§ **SET PROBLEM**: Collect every line in the rows below that contains the string "html", copying each one in full.

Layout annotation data
═══
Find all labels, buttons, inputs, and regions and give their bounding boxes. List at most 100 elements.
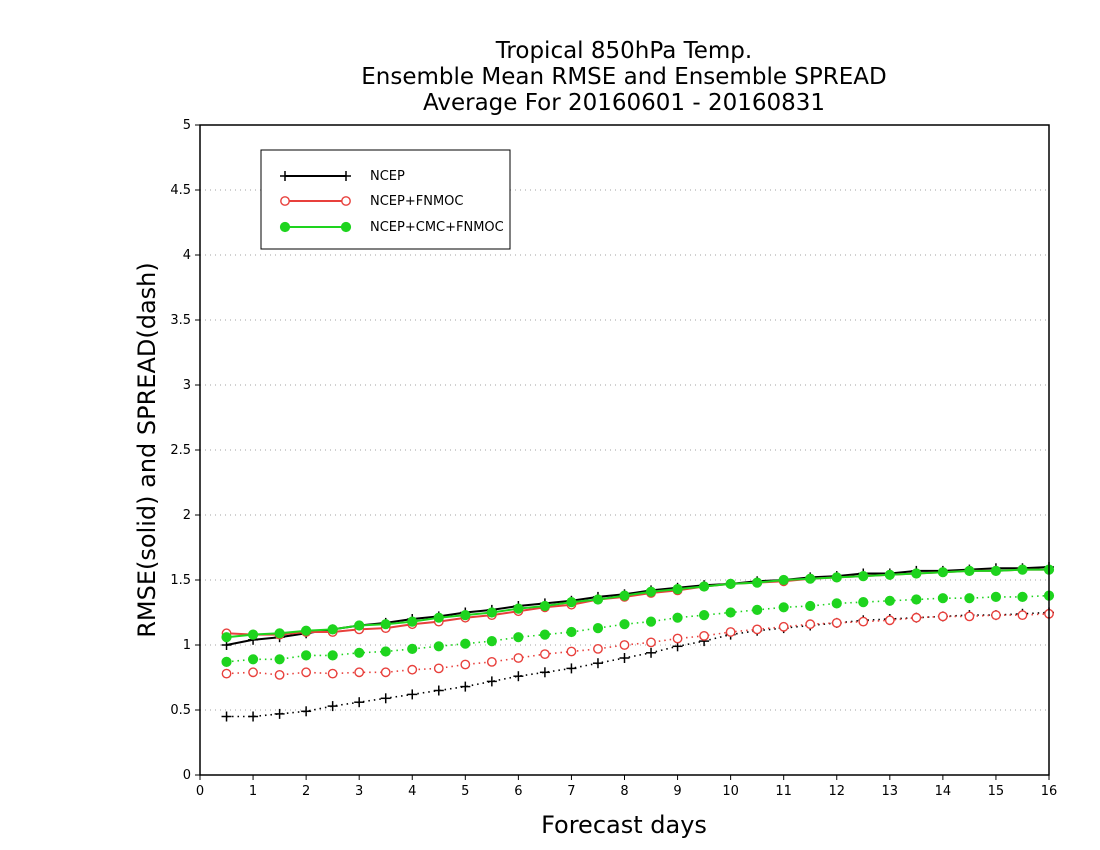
y-tick-label: 0	[183, 768, 191, 783]
x-tick-label: 6	[514, 784, 522, 799]
rmse-point-ncep-cmc-fnmoc	[937, 567, 948, 578]
y-axis-label: RMSE(solid) and SPREAD(dash)	[133, 262, 161, 638]
spread-point-ncep	[646, 647, 657, 658]
spread-point-ncep-fnmoc	[884, 615, 895, 626]
spread-point-ncep-cmc-fnmoc	[513, 632, 524, 643]
spread-point-ncep-cmc-fnmoc	[460, 638, 471, 649]
x-tick-label: 10	[722, 784, 739, 799]
spread-point-ncep-fnmoc	[274, 670, 285, 680]
spread-point-ncep-cmc-fnmoc	[486, 636, 497, 647]
x-tick-label: 0	[196, 784, 204, 799]
spread-point-ncep-fnmoc	[433, 663, 444, 674]
spread-point-ncep-fnmoc	[911, 612, 922, 623]
spread-point-ncep-fnmoc	[221, 668, 232, 679]
y-tick-label: 3	[183, 378, 191, 393]
spread-point-ncep-cmc-fnmoc	[752, 604, 763, 616]
spread-point-ncep-cmc-fnmoc	[964, 593, 975, 604]
rmse-point-ncep-cmc-fnmoc	[486, 607, 497, 618]
rmse-point-ncep-cmc-fnmoc	[619, 590, 630, 601]
x-tick-label: 14	[935, 784, 952, 799]
rmse-point-ncep-cmc-fnmoc	[566, 597, 577, 608]
legend-items: NCEP NCEP+FNMOC NCEP+CMC+FNMOC	[279, 169, 504, 235]
rmse-point-ncep-cmc-fnmoc	[592, 594, 604, 605]
spread-point-ncep-cmc-fnmoc	[990, 591, 1002, 603]
spread-point-ncep-fnmoc	[752, 624, 763, 635]
chart-title-line-2: Ensemble Mean RMSE and Ensemble SPREAD	[361, 64, 886, 90]
rmse-point-ncep-cmc-fnmoc	[354, 620, 365, 631]
spread-point-ncep-fnmoc	[380, 667, 391, 678]
spread-point-ncep	[354, 697, 365, 708]
legend-marker-end	[340, 221, 352, 233]
spread-point-ncep-fnmoc	[1017, 610, 1028, 620]
spread-line-ncep	[226, 611, 1050, 718]
rmse-point-ncep-cmc-fnmoc	[407, 616, 418, 627]
spread-point-ncep	[539, 667, 550, 678]
spread-point-ncep-fnmoc	[831, 618, 842, 628]
rmse-line-ncep-fnmoc	[226, 568, 1049, 636]
x-tick-label: 5	[461, 784, 469, 799]
x-tick-label: 9	[673, 784, 681, 799]
spread-point-ncep-fnmoc	[725, 627, 736, 637]
rmse-point-ncep-cmc-fnmoc	[858, 571, 869, 582]
spread-point-ncep-fnmoc	[991, 610, 1001, 620]
x-tick-label: 7	[567, 784, 575, 799]
x-tick-label: 12	[828, 784, 845, 799]
spread-point-ncep-cmc-fnmoc	[805, 600, 816, 612]
spread-point-ncep	[274, 708, 285, 719]
spread-point-ncep-cmc-fnmoc	[672, 612, 683, 623]
y-tick-label: 2.5	[170, 443, 191, 458]
x-tick-label: 11	[775, 784, 792, 799]
rmse-point-ncep-cmc-fnmoc	[247, 629, 259, 640]
rmse-point-ncep-cmc-fnmoc	[990, 565, 1002, 577]
spread-point-ncep-fnmoc	[248, 667, 258, 678]
rmse-point-ncep-cmc-fnmoc	[672, 584, 683, 595]
rmse-point-ncep-cmc-fnmoc	[698, 581, 710, 592]
spread-point-ncep-fnmoc	[937, 611, 948, 622]
spread-point-ncep-cmc-fnmoc	[301, 650, 312, 661]
rmse-point-ncep-cmc-fnmoc	[1017, 564, 1028, 575]
spread-point-ncep-fnmoc	[964, 611, 975, 622]
spread-point-ncep-cmc-fnmoc	[645, 616, 657, 627]
legend-box	[260, 149, 511, 250]
spread-point-ncep	[407, 689, 418, 700]
spread-point-ncep-cmc-fnmoc	[911, 594, 922, 605]
y-tick-label: 1.5	[170, 573, 191, 588]
rmse-point-ncep-cmc-fnmoc	[433, 612, 444, 623]
spread-point-ncep-cmc-fnmoc	[937, 593, 948, 604]
legend-label: NCEP	[370, 169, 405, 184]
spread-point-ncep-cmc-fnmoc	[539, 629, 551, 640]
y-tick-label: 5	[183, 118, 191, 133]
legend-marker-start	[280, 171, 290, 181]
spread-point-ncep	[619, 653, 630, 663]
x-tick-label: 2	[302, 784, 310, 799]
y-tick-label: 1	[183, 638, 191, 653]
y-tick-label: 4.5	[170, 183, 191, 198]
spread-point-ncep	[248, 711, 259, 722]
rmse-point-ncep-cmc-fnmoc	[301, 625, 312, 636]
spread-point-ncep	[513, 671, 524, 682]
rmse-point-ncep-cmc-fnmoc	[380, 619, 391, 630]
spread-line-ncep-cmc-fnmoc	[226, 594, 1050, 663]
chart-title-line-1: Tropical 850hPa Temp.	[495, 38, 752, 64]
spread-point-ncep	[380, 693, 391, 704]
rmse-point-ncep-cmc-fnmoc	[884, 569, 895, 580]
x-tick-label: 16	[1041, 784, 1058, 799]
y-tick-label: 2	[183, 508, 191, 523]
spread-point-ncep-fnmoc	[566, 646, 577, 657]
spread-point-ncep	[566, 663, 577, 674]
legend-label: NCEP+FNMOC	[370, 194, 463, 209]
spread-point-ncep-cmc-fnmoc	[247, 654, 259, 665]
legend: NCEP NCEP+FNMOC NCEP+CMC+FNMOC	[260, 149, 511, 250]
legend-marker-start	[280, 196, 290, 206]
legend-marker-start	[279, 221, 291, 233]
x-tick-label: 3	[355, 784, 363, 799]
series-ncep	[221, 562, 1054, 722]
rmse-point-ncep-cmc-fnmoc	[778, 574, 789, 586]
spread-point-ncep	[592, 658, 603, 669]
rmse-point-ncep-cmc-fnmoc	[805, 573, 816, 584]
rmse-point-ncep-cmc-fnmoc	[964, 565, 975, 577]
spread-point-ncep-cmc-fnmoc	[327, 650, 338, 661]
spread-point-ncep-cmc-fnmoc	[566, 626, 577, 638]
spread-point-ncep-fnmoc	[593, 644, 603, 654]
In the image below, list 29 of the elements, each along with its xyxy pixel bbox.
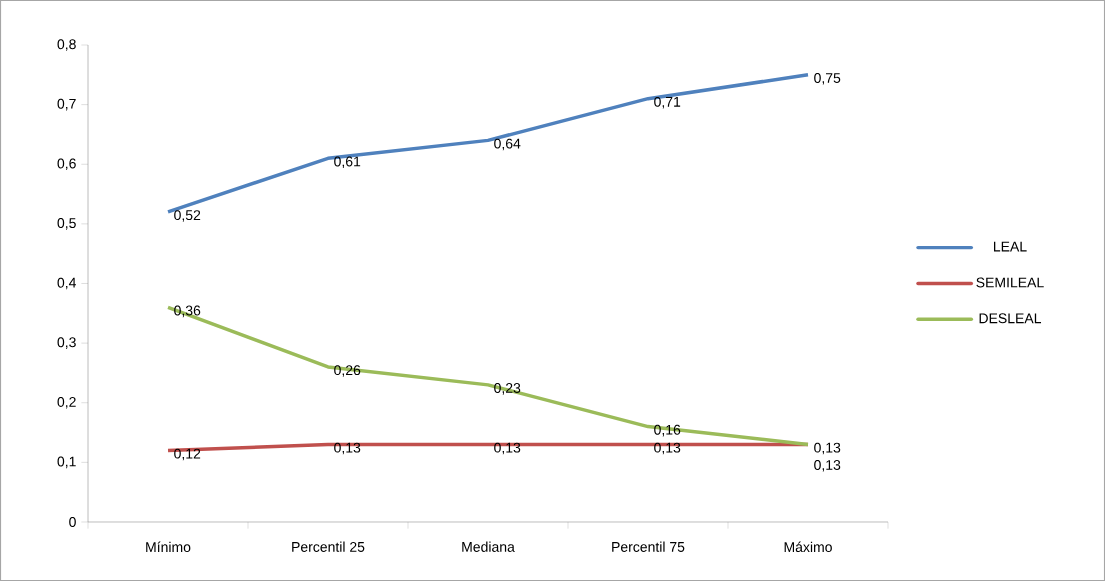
y-tick-label: 0,4 xyxy=(57,277,76,290)
y-tick-label: 0,3 xyxy=(57,337,76,349)
data-label: 0,13 xyxy=(654,442,681,455)
data-label: 0,13 xyxy=(334,442,361,455)
x-tick-label: Percentil 25 xyxy=(292,541,365,552)
data-label: 0,13 xyxy=(494,442,521,455)
data-label: 0,13 xyxy=(814,442,841,455)
data-label: 0,64 xyxy=(494,138,521,151)
data-label: 0,23 xyxy=(494,383,521,395)
data-label: 0,52 xyxy=(174,210,201,222)
legend-label: LEAL xyxy=(994,241,1027,252)
x-tick-label: Percentil 75 xyxy=(612,541,685,552)
y-tick-label: 0,6 xyxy=(57,158,76,171)
y-tick-label: 0,1 xyxy=(57,456,76,469)
y-tick-label: 0,2 xyxy=(57,396,76,409)
y-tick-label: 0 xyxy=(69,517,76,527)
data-label: 0,71 xyxy=(654,96,681,109)
y-tick-label: 0,5 xyxy=(57,218,76,230)
data-label: 0,61 xyxy=(334,156,361,169)
data-label: 0,75 xyxy=(814,73,841,85)
legend-label: SEMILEAL xyxy=(976,277,1044,288)
y-tick-label: 0,7 xyxy=(57,98,76,111)
legend-label: DESLEAL xyxy=(979,313,1042,324)
y-tick-label: 0,8 xyxy=(57,39,76,51)
x-tick-label: Máximo xyxy=(784,541,832,553)
data-label: 0,13 xyxy=(814,460,841,472)
data-label: 0,12 xyxy=(174,448,201,461)
x-tick-label: Mínimo xyxy=(146,541,191,553)
x-tick-label: Mediana xyxy=(462,541,515,552)
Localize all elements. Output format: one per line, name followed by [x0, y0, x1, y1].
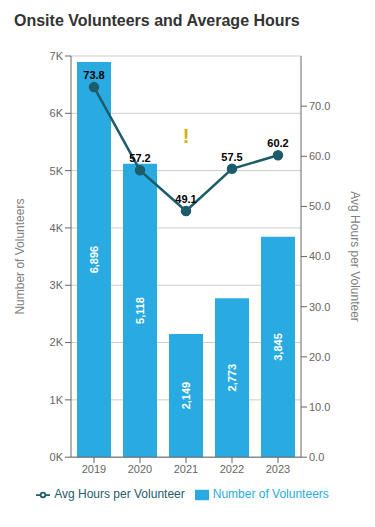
svg-text:Number of Volunteers: Number of Volunteers — [13, 199, 27, 315]
html-text:Avg Hours per Volunteer: Avg Hours per Volunteer — [54, 487, 185, 502]
svg-text:3K: 3K — [50, 279, 64, 291]
svg-text:40.0: 40.0 — [309, 250, 330, 262]
svg-text:2,149: 2,149 — [180, 382, 192, 410]
svg-text:2020: 2020 — [128, 463, 152, 475]
svg-text:20.0: 20.0 — [309, 351, 330, 363]
svg-text:2023: 2023 — [266, 463, 290, 475]
svg-text:2022: 2022 — [220, 463, 244, 475]
html-text:Number of Volunteers: Number of Volunteers — [212, 487, 329, 502]
svg-text:73.8: 73.8 — [83, 69, 104, 81]
html-text:Onsite Volunteers and Average: Onsite Volunteers and Average Hours — [14, 12, 300, 29]
svg-text:2,773: 2,773 — [226, 364, 238, 392]
svg-text:10.0: 10.0 — [309, 401, 330, 413]
svg-text:49.1: 49.1 — [175, 193, 196, 205]
svg-text:4K: 4K — [50, 222, 64, 234]
svg-text:7K: 7K — [50, 50, 64, 62]
svg-text:50.0: 50.0 — [309, 200, 330, 212]
svg-text:2019: 2019 — [82, 463, 106, 475]
svg-text:2021: 2021 — [174, 463, 198, 475]
svg-text:2K: 2K — [50, 336, 64, 348]
svg-text:57.2: 57.2 — [129, 152, 150, 164]
svg-text:60.0: 60.0 — [309, 150, 330, 162]
svg-text:57.5: 57.5 — [221, 151, 242, 163]
svg-text:6,896: 6,896 — [88, 246, 100, 274]
svg-text:3,845: 3,845 — [272, 333, 284, 361]
svg-text:1K: 1K — [50, 394, 64, 406]
svg-text:5K: 5K — [50, 165, 64, 177]
svg-text:!: ! — [183, 125, 190, 147]
svg-text:0K: 0K — [50, 451, 64, 463]
svg-text:5,118: 5,118 — [134, 297, 146, 324]
svg-text:70.0: 70.0 — [309, 100, 330, 112]
svg-text:0.0: 0.0 — [309, 451, 324, 463]
svg-text:60.2: 60.2 — [267, 137, 288, 149]
svg-text:6K: 6K — [50, 107, 64, 119]
svg-text:Avg Hours per Volunteer: Avg Hours per Volunteer — [348, 191, 362, 322]
svg-text:30.0: 30.0 — [309, 301, 330, 313]
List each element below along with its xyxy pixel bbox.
═══
§ **RESPONSE**:
html-text:Avg Hours per Volunteer: Avg Hours per Volunteer — [54, 487, 185, 502]
html-text:Number of Volunteers: Number of Volunteers — [212, 487, 329, 502]
html-text:Onsite Volunteers and Average: Onsite Volunteers and Average Hours — [14, 12, 300, 29]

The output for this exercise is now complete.